Exercise requirements: Copy every record exactly, and keep the pictures out.

• • • •

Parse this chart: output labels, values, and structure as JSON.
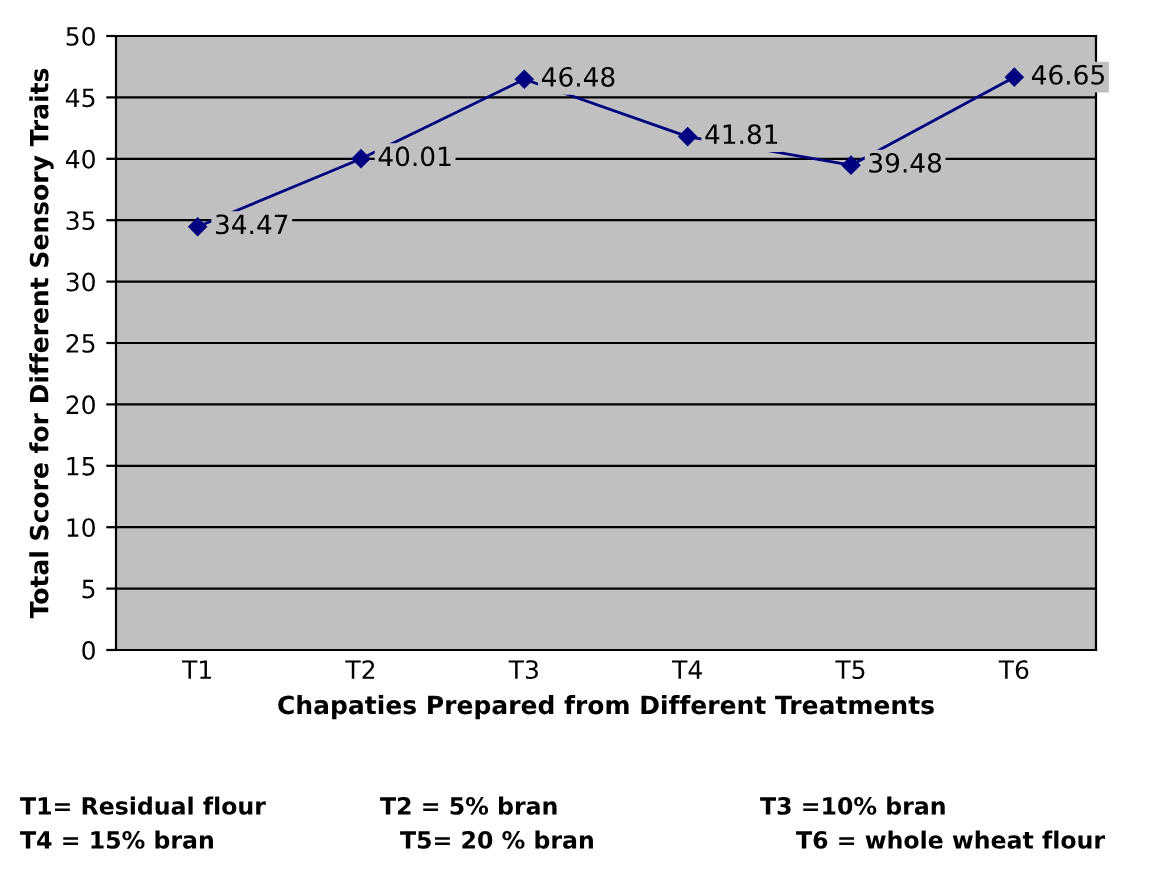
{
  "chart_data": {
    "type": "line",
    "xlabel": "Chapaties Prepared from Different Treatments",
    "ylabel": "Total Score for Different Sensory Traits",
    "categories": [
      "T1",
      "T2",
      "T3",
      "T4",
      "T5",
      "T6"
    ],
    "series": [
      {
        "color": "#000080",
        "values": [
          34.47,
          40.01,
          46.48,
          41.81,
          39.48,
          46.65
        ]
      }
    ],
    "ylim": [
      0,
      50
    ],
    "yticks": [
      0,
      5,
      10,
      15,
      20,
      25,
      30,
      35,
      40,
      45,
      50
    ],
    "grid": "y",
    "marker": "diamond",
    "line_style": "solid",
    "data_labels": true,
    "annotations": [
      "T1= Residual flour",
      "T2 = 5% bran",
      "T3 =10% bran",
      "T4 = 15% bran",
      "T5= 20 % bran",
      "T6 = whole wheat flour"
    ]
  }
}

• • • •

Task answer:
Parse this chart: output labels, values, and structure as JSON.
{
  "chart_data": {
    "type": "line",
    "xlabel": "Chapaties Prepared from Different Treatments",
    "ylabel": "Total Score for Different Sensory Traits",
    "categories": [
      "T1",
      "T2",
      "T3",
      "T4",
      "T5",
      "T6"
    ],
    "series": [
      {
        "color": "#000080",
        "values": [
          34.47,
          40.01,
          46.48,
          41.81,
          39.48,
          46.65
        ]
      }
    ],
    "ylim": [
      0,
      50
    ],
    "yticks": [
      0,
      5,
      10,
      15,
      20,
      25,
      30,
      35,
      40,
      45,
      50
    ],
    "grid": "y",
    "marker": "diamond",
    "line_style": "solid",
    "data_labels": true,
    "annotations": [
      "T1= Residual flour",
      "T2 = 5% bran",
      "T3 =10% bran",
      "T4 = 15% bran",
      "T5= 20 % bran",
      "T6 = whole wheat flour"
    ]
  }
}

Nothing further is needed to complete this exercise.